**What is needed**
Each entry below is to be duplicated verbatim.

**Given data**
★ ★ ★ ★ ★

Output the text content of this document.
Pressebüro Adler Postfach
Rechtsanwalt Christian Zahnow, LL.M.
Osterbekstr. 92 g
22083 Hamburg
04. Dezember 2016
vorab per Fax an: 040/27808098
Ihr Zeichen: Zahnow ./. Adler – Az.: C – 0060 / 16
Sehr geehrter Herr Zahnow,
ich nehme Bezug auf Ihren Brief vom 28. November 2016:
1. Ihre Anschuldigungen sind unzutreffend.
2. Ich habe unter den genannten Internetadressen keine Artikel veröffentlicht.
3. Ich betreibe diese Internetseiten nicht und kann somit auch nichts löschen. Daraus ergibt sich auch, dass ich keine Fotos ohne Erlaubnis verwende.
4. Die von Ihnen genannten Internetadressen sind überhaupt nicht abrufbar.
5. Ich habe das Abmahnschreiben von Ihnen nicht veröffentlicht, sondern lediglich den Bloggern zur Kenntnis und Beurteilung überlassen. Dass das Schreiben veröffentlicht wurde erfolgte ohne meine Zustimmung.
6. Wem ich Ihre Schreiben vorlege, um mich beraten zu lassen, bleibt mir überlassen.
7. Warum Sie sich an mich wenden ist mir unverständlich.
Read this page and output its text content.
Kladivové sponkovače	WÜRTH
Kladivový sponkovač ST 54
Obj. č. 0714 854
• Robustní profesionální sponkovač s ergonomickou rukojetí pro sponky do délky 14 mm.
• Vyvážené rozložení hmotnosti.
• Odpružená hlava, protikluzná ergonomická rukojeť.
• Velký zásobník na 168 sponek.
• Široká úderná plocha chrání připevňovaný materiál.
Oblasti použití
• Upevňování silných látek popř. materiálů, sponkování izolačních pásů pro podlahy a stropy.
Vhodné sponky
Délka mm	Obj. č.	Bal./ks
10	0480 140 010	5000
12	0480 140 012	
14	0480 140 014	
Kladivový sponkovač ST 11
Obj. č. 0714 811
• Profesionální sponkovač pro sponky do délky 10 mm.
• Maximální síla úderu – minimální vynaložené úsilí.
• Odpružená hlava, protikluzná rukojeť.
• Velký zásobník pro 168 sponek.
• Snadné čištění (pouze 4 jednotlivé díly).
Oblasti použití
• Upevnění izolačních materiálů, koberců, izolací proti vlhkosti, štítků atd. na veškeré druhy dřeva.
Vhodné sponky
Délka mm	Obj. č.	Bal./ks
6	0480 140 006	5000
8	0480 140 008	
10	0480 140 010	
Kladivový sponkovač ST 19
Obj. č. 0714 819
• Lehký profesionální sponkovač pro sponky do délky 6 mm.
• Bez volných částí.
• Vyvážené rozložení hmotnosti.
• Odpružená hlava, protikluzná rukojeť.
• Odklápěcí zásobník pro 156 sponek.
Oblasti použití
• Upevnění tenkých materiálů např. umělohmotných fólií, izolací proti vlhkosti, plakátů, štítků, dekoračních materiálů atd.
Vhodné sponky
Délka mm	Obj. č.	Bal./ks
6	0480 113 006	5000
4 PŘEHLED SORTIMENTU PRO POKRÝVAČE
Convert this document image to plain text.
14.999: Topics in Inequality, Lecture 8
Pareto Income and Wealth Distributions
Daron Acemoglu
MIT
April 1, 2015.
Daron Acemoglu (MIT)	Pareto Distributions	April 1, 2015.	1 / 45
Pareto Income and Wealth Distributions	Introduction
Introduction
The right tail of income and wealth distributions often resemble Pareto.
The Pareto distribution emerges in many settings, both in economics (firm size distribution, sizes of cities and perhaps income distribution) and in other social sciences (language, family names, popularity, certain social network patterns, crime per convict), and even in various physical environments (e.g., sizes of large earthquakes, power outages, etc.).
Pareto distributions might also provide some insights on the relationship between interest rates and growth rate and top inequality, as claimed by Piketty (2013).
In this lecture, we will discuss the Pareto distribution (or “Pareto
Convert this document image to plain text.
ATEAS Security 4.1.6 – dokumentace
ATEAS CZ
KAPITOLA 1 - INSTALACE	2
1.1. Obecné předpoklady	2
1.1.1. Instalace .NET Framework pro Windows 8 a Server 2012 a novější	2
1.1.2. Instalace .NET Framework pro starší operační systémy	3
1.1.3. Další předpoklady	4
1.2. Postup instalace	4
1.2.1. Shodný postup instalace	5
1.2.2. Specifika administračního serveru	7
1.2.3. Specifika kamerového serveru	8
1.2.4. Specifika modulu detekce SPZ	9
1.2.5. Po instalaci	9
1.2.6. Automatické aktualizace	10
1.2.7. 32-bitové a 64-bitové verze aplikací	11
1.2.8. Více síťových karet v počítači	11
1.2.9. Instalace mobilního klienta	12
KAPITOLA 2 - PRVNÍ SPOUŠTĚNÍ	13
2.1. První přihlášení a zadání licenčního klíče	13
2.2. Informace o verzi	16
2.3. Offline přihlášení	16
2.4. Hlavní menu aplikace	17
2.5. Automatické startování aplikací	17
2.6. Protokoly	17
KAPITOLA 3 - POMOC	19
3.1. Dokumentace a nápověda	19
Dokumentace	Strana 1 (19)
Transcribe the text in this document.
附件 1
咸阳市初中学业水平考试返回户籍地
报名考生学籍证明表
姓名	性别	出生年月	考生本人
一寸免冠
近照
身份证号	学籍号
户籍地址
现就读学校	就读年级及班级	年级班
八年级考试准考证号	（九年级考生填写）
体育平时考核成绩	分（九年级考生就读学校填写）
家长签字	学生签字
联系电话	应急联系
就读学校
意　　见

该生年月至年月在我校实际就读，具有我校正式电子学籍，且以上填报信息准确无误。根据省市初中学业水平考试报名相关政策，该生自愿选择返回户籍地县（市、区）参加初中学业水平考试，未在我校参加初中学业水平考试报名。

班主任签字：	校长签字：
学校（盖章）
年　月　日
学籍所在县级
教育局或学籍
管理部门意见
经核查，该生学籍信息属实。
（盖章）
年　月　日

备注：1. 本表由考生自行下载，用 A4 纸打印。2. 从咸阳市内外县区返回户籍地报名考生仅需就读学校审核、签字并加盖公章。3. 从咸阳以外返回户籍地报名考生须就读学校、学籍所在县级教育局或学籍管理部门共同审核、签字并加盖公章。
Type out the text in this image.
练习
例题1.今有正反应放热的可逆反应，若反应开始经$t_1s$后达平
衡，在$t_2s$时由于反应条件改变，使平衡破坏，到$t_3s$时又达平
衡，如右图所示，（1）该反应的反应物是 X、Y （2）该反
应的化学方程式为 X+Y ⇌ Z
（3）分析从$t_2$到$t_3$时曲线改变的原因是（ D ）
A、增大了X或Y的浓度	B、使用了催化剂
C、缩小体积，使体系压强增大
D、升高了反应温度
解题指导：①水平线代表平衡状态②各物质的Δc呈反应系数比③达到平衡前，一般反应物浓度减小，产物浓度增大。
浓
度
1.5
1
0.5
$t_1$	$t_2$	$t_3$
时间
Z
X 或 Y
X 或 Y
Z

★ ★ ★ ★ ★

**Exercise result**
Output the text content of this document.
Pressebüro Adler Postfach
Rechtsanwalt Christian Zahnow, LL.M.
Osterbekstr. 92 g
22083 Hamburg
04. Dezember 2016
vorab per Fax an: 040/27808098
Ihr Zeichen: Zahnow ./. Adler – Az.: C – 0060 / 16
Sehr geehrter Herr Zahnow,
ich nehme Bezug auf Ihren Brief vom 28. November 2016:
1. Ihre Anschuldigungen sind unzutreffend.
2. Ich habe unter den genannten Internetadressen keine Artikel veröffentlicht.
3. Ich betreibe diese Internetseiten nicht und kann somit auch nichts löschen. Daraus ergibt sich auch, dass ich keine Fotos ohne Erlaubnis verwende.
4. Die von Ihnen genannten Internetadressen sind überhaupt nicht abrufbar.
5. Ich habe das Abmahnschreiben von Ihnen nicht veröffentlicht, sondern lediglich den Bloggern zur Kenntnis und Beurteilung überlassen. Dass das Schreiben veröffentlicht wurde erfolgte ohne meine Zustimmung.
6. Wem ich Ihre Schreiben vorlege, um mich beraten zu lassen, bleibt mir überlassen.
7. Warum Sie sich an mich wenden ist mir unverständlich.
Read this page and output its text content.
Kladivové sponkovače	WÜRTH
Kladivový sponkovač ST 54
Obj. č. 0714 854
• Robustní profesionální sponkovač s ergonomickou rukojetí pro sponky do délky 14 mm.
• Vyvážené rozložení hmotnosti.
• Odpružená hlava, protikluzná ergonomická rukojeť.
• Velký zásobník na 168 sponek.
• Široká úderná plocha chrání připevňovaný materiál.
Oblasti použití
• Upevňování silných látek popř. materiálů, sponkování izolačních pásů pro podlahy a stropy.
Vhodné sponky
Délka mm	Obj. č.	Bal./ks
10	0480 140 010	5000
12	0480 140 012	
14	0480 140 014	
Kladivový sponkovač ST 11
Obj. č. 0714 811
• Profesionální sponkovač pro sponky do délky 10 mm.
• Maximální síla úderu – minimální vynaložené úsilí.
• Odpružená hlava, protikluzná rukojeť.
• Velký zásobník pro 168 sponek.
• Snadné čištění (pouze 4 jednotlivé díly).
Oblasti použití
• Upevnění izolačních materiálů, koberců, izolací proti vlhkosti, štítků atd. na veškeré druhy dřeva.
Vhodné sponky
Délka mm	Obj. č.	Bal./ks
6	0480 140 006	5000
8	0480 140 008	
10	0480 140 010	
Kladivový sponkovač ST 19
Obj. č. 0714 819
• Lehký profesionální sponkovač pro sponky do délky 6 mm.
• Bez volných částí.
• Vyvážené rozložení hmotnosti.
• Odpružená hlava, protikluzná rukojeť.
• Odklápěcí zásobník pro 156 sponek.
Oblasti použití
• Upevnění tenkých materiálů např. umělohmotných fólií, izolací proti vlhkosti, plakátů, štítků, dekoračních materiálů atd.
Vhodné sponky
Délka mm	Obj. č.	Bal./ks
6	0480 113 006	5000
4 PŘEHLED SORTIMENTU PRO POKRÝVAČE
Convert this document image to plain text.
14.999: Topics in Inequality, Lecture 8
Pareto Income and Wealth Distributions
Daron Acemoglu
MIT
April 1, 2015.
Daron Acemoglu (MIT)	Pareto Distributions	April 1, 2015.	1 / 45
Pareto Income and Wealth Distributions	Introduction
Introduction
The right tail of income and wealth distributions often resemble Pareto.
The Pareto distribution emerges in many settings, both in economics (firm size distribution, sizes of cities and perhaps income distribution) and in other social sciences (language, family names, popularity, certain social network patterns, crime per convict), and even in various physical environments (e.g., sizes of large earthquakes, power outages, etc.).
Pareto distributions might also provide some insights on the relationship between interest rates and growth rate and top inequality, as claimed by Piketty (2013).
In this lecture, we will discuss the Pareto distribution (or “Pareto
Convert this document image to plain text.
ATEAS Security 4.1.6 – dokumentace
ATEAS CZ
KAPITOLA 1 - INSTALACE	2
1.1. Obecné předpoklady	2
1.1.1. Instalace .NET Framework pro Windows 8 a Server 2012 a novější	2
1.1.2. Instalace .NET Framework pro starší operační systémy	3
1.1.3. Další předpoklady	4
1.2. Postup instalace	4
1.2.1. Shodný postup instalace	5
1.2.2. Specifika administračního serveru	7
1.2.3. Specifika kamerového serveru	8
1.2.4. Specifika modulu detekce SPZ	9
1.2.5. Po instalaci	9
1.2.6. Automatické aktualizace	10
1.2.7. 32-bitové a 64-bitové verze aplikací	11
1.2.8. Více síťových karet v počítači	11
1.2.9. Instalace mobilního klienta	12
KAPITOLA 2 - PRVNÍ SPOUŠTĚNÍ	13
2.1. První přihlášení a zadání licenčního klíče	13
2.2. Informace o verzi	16
2.3. Offline přihlášení	16
2.4. Hlavní menu aplikace	17
2.5. Automatické startování aplikací	17
2.6. Protokoly	17
KAPITOLA 3 - POMOC	19
3.1. Dokumentace a nápověda	19
Dokumentace	Strana 1 (19)
Transcribe the text in this document.
附件 1
咸阳市初中学业水平考试返回户籍地
报名考生学籍证明表
姓名	性别	出生年月	考生本人
一寸免冠
近照
身份证号	学籍号
户籍地址
现就读学校	就读年级及班级	年级班
八年级考试准考证号	（九年级考生填写）
体育平时考核成绩	分（九年级考生就读学校填写）
家长签字	学生签字
联系电话	应急联系
就读学校
意　　见

该生年月至年月在我校实际就读，具有我校正式电子学籍，且以上填报信息准确无误。根据省市初中学业水平考试报名相关政策，该生自愿选择返回户籍地县（市、区）参加初中学业水平考试，未在我校参加初中学业水平考试报名。

班主任签字：	校长签字：
学校（盖章）
年　月　日
学籍所在县级
教育局或学籍
管理部门意见
经核查，该生学籍信息属实。
（盖章）
年　月　日

备注：1. 本表由考生自行下载，用 A4 纸打印。2. 从咸阳市内外县区返回户籍地报名考生仅需就读学校审核、签字并加盖公章。3. 从咸阳以外返回户籍地报名考生须就读学校、学籍所在县级教育局或学籍管理部门共同审核、签字并加盖公章。
Type out the text in this image.
练习
例题1.今有正反应放热的可逆反应，若反应开始经$t_1s$后达平
衡，在$t_2s$时由于反应条件改变，使平衡破坏，到$t_3s$时又达平
衡，如右图所示，（1）该反应的反应物是 X、Y （2）该反
应的化学方程式为 X+Y ⇌ Z
（3）分析从$t_2$到$t_3$时曲线改变的原因是（ D ）
A、增大了X或Y的浓度	B、使用了催化剂
C、缩小体积，使体系压强增大
D、升高了反应温度
解题指导：①水平线代表平衡状态②各物质的Δc呈反应系数比③达到平衡前，一般反应物浓度减小，产物浓度增大。
浓
度
1.5
1
0.5
$t_1$	$t_2$	$t_3$
时间
Z
X 或 Y
X 或 Y
Z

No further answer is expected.